__What the exercise asks__:
Each entry has to be copied exactly, with nothing missed.

++++ Data to use ++++

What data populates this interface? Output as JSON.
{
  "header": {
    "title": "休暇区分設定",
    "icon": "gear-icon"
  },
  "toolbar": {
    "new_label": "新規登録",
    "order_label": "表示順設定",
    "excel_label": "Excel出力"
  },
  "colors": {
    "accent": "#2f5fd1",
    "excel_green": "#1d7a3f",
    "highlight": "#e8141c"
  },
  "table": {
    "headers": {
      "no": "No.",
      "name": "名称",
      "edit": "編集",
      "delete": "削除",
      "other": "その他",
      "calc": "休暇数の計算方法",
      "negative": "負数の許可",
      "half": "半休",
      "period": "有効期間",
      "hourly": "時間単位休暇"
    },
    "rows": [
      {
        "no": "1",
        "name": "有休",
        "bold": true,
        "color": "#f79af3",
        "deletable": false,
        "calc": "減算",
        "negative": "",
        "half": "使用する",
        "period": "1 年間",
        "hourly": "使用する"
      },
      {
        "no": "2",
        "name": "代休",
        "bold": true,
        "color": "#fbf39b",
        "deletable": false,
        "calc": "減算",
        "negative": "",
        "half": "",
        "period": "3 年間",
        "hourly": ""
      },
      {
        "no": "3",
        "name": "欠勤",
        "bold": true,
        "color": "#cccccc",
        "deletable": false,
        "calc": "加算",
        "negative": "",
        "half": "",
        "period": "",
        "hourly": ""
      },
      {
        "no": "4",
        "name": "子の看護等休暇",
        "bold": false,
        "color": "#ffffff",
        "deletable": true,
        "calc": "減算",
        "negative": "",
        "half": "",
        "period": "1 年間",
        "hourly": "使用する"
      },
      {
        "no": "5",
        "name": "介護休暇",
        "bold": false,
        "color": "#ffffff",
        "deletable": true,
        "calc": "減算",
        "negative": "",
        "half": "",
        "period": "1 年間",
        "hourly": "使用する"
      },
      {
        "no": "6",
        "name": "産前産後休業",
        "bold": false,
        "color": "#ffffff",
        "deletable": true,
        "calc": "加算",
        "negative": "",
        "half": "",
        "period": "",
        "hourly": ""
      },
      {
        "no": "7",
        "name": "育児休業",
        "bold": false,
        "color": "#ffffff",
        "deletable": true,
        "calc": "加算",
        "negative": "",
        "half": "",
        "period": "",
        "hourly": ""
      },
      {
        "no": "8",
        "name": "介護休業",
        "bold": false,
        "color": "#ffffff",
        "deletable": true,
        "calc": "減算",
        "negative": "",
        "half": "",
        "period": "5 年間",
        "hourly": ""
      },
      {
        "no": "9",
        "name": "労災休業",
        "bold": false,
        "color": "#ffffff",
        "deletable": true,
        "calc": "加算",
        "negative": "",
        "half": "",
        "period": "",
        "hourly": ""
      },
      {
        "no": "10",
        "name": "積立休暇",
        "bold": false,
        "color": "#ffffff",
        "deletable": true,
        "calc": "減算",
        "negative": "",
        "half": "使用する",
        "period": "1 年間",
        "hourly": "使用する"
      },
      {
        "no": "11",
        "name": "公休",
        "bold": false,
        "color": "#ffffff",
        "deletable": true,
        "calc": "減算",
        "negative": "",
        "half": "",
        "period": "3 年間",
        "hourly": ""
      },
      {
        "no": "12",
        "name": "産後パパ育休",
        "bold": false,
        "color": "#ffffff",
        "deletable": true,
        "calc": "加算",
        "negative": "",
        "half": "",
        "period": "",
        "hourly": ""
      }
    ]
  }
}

++++

__Output for this task__:
What data populates this interface? Output as JSON.
{
  "header": {
    "title": "休暇区分設定",
    "icon": "gear-icon"
  },
  "toolbar": {
    "new_label": "新規登録",
    "order_label": "表示順設定",
    "excel_label": "Excel出力"
  },
  "colors": {
    "accent": "#2f5fd1",
    "excel_green": "#1d7a3f",
    "highlight": "#e8141c"
  },
  "table": {
    "headers": {
      "no": "No.",
      "name": "名称",
      "edit": "編集",
      "delete": "削除",
      "other": "その他",
      "calc": "休暇数の計算方法",
      "negative": "負数の許可",
      "half": "半休",
      "period": "有効期間",
      "hourly": "時間単位休暇"
    },
    "rows": [
      {
        "no": "1",
        "name": "有休",
        "bold": true,
        "color": "#f79af3",
        "deletable": false,
        "calc": "減算",
        "negative": "",
        "half": "使用する",
        "period": "1 年間",
        "hourly": "使用する"
      },
      {
        "no": "2",
        "name": "代休",
        "bold": true,
        "color": "#fbf39b",
        "deletable": false,
        "calc": "減算",
        "negative": "",
        "half": "",
        "period": "3 年間",
        "hourly": ""
      },
      {
        "no": "3",
        "name": "欠勤",
        "bold": true,
        "color": "#cccccc",
        "deletable": false,
        "calc": "加算",
        "negative": "",
        "half": "",
        "period": "",
        "hourly": ""
      },
      {
        "no": "4",
        "name": "子の看護等休暇",
        "bold": false,
        "color": "#ffffff",
        "deletable": true,
        "calc": "減算",
        "negative": "",
        "half": "",
        "period": "1 年間",
        "hourly": "使用する"
      },
      {
        "no": "5",
        "name": "介護休暇",
        "bold": false,
        "color": "#ffffff",
        "deletable": true,
        "calc": "減算",
        "negative": "",
        "half": "",
        "period": "1 年間",
        "hourly": "使用する"
      },
      {
        "no": "6",
        "name": "産前産後休業",
        "bold": false,
        "color": "#ffffff",
        "deletable": true,
        "calc": "加算",
        "negative": "",
        "half": "",
        "period": "",
        "hourly": ""
      },
      {
        "no": "7",
        "name": "育児休業",
        "bold": false,
        "color": "#ffffff",
        "deletable": true,
        "calc": "加算",
        "negative": "",
        "half": "",
        "period": "",
        "hourly": ""
      },
      {
        "no": "8",
        "name": "介護休業",
        "bold": false,
        "color": "#ffffff",
        "deletable": true,
        "calc": "減算",
        "negative": "",
        "half": "",
        "period": "5 年間",
        "hourly": ""
      },
      {
        "no": "9",
        "name": "労災休業",
        "bold": false,
        "color": "#ffffff",
        "deletable": true,
        "calc": "加算",
        "negative": "",
        "half": "",
        "period": "",
        "hourly": ""
      },
      {
        "no": "10",
        "name": "積立休暇",
        "bold": false,
        "color": "#ffffff",
        "deletable": true,
        "calc": "減算",
        "negative": "",
        "half": "使用する",
        "period": "1 年間",
        "hourly": "使用する"
      },
      {
        "no": "11",
        "name": "公休",
        "bold": false,
        "color": "#ffffff",
        "deletable": true,
        "calc": "減算",
        "negative": "",
        "half": "",
        "period": "3 年間",
        "hourly": ""
      },
      {
        "no": "12",
        "name": "産後パパ育休",
        "bold": false,
        "color": "#ffffff",
        "deletable": true,
        "calc": "加算",
        "negative": "",
        "half": "",
        "period": "",
        "hourly": ""
      }
    ]
  }
}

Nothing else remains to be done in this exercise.